Nuclear fusion is a Mickey Mouse climate solution

Clean, abundant, sustainable and commercially viable energy from nuclear fusion is the stuff of science fiction. Lockheed Martin's announcement this week that it plans to produce a fusion reactor that will fit on the back of a truck in just ten years is yet more fantasy.

The joke about commercial nuclear fusion is that it's 50 years away. Always 50 years away. The joke is very old because scientists have been trying, unsuccessfully, to get nuclear fusion to work for a very long time. It's a cliché because it's true.

So weapons manufacturer Lockheed Martin's recent announcement sounds like little more than a wild boast that will embarrass them later down the line. It says it can build a compact fusion reactor (CFR) 90 percent smaller - small enough to fit on a truck - than other prototypes and in just ten years.

How will Lockheed Martin succeed where everybody else has failed? There's a suspicious lack of detail in its press release.

"The smaller size will allow us to design, build and test the CFR in less than a year."

The CFR concept isn't even off the drawing board yet. They say it's going to take five years to build the prototype and if Lockheed Martin succeeds where all others have failed, the CFR will be "deployed in as little as ten years."

□ □ □

> [ASSIGNMENT]:
Please rewrite the part of the fusion article that opens with the words containing "Clean, abundant, sustainable" and closes with "yet more fantasy.", swapping "fantasy" for "make-believe". You won't need the data that comes next.

□ □ □

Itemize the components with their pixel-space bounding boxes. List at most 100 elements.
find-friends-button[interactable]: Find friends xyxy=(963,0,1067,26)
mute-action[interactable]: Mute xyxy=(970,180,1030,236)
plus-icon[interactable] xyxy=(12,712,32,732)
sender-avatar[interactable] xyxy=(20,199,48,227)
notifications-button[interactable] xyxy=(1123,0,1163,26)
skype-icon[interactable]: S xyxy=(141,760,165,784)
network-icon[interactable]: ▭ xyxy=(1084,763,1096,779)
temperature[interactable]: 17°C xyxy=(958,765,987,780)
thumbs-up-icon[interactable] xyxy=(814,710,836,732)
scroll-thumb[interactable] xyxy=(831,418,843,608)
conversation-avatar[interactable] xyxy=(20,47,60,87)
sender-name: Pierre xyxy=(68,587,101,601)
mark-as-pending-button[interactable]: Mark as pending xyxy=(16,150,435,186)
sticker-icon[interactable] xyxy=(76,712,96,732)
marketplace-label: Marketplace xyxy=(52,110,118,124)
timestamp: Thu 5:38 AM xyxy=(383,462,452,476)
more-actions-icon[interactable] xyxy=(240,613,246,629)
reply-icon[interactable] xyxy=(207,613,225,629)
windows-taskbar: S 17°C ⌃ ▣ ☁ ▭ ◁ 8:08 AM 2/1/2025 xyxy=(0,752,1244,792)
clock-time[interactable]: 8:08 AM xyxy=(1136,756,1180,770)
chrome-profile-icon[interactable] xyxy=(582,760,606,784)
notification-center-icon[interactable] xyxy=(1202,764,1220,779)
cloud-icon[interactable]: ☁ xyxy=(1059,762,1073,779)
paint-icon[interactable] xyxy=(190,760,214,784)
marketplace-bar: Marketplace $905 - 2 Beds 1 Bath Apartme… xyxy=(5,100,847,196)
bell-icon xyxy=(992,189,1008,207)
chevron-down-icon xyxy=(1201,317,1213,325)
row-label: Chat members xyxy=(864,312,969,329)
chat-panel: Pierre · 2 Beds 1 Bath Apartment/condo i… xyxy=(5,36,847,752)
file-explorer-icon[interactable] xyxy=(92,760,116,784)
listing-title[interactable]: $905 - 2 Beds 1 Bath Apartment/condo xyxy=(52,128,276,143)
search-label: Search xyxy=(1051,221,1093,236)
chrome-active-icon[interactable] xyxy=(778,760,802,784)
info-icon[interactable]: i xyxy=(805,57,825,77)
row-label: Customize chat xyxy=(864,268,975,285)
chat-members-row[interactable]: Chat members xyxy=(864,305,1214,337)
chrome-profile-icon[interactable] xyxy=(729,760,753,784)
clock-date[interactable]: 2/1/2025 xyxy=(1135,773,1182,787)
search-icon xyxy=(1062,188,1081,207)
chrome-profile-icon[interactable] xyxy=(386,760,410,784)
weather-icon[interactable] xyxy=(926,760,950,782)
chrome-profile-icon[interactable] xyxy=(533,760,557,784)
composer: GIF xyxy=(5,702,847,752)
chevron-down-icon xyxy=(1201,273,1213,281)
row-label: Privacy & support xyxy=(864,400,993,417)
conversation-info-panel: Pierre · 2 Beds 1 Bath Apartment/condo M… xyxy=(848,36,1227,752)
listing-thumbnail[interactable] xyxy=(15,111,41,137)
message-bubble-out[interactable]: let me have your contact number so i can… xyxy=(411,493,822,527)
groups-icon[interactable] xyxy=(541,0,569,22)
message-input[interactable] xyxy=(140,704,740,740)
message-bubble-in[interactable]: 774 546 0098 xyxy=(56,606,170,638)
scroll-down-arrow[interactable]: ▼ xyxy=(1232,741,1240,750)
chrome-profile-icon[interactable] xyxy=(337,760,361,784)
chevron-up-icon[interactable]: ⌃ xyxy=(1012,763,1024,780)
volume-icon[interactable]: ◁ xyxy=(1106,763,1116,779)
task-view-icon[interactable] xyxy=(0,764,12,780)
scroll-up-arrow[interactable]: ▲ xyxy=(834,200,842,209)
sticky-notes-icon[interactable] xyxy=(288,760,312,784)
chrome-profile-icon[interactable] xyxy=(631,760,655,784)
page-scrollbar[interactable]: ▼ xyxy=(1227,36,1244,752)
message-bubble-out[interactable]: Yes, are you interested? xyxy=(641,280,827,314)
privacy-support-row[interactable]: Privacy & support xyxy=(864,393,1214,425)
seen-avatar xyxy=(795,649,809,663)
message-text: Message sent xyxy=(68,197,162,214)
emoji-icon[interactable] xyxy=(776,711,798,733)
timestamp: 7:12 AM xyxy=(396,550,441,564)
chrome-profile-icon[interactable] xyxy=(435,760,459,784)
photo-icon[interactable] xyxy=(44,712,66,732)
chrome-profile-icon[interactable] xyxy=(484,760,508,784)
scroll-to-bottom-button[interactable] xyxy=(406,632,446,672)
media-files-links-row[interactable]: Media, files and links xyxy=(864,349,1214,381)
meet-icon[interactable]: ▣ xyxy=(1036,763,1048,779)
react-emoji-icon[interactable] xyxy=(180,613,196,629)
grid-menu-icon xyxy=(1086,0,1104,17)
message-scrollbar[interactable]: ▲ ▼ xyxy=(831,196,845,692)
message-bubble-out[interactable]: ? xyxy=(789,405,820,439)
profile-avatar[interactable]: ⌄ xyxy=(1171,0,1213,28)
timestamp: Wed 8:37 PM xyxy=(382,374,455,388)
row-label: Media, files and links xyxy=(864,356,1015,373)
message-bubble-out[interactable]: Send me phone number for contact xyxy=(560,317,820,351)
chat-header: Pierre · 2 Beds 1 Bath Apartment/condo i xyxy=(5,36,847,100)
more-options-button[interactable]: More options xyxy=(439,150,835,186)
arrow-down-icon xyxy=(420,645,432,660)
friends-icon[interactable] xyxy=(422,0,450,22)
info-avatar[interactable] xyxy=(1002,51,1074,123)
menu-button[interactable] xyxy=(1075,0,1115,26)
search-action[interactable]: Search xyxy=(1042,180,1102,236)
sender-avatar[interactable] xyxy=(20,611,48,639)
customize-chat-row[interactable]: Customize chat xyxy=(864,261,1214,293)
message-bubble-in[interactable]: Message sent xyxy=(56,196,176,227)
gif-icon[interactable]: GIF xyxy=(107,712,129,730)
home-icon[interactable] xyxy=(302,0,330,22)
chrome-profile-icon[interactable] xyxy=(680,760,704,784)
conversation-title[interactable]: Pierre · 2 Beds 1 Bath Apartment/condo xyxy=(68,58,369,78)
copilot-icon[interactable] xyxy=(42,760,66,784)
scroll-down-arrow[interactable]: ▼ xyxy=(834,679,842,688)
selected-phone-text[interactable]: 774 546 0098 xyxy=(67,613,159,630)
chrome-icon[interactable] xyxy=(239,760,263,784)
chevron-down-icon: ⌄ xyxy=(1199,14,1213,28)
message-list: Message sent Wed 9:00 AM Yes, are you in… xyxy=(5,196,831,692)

□ □ □

> [REPLY]:
Clean, abundant, sustainable and commercially viable energy from nuclear fusion is the stuff of science fiction. Lockheed Martin's announcement this week that it plans to produce a fusion reactor that will fit on the back of a truck in just ten years is yet more make-believe.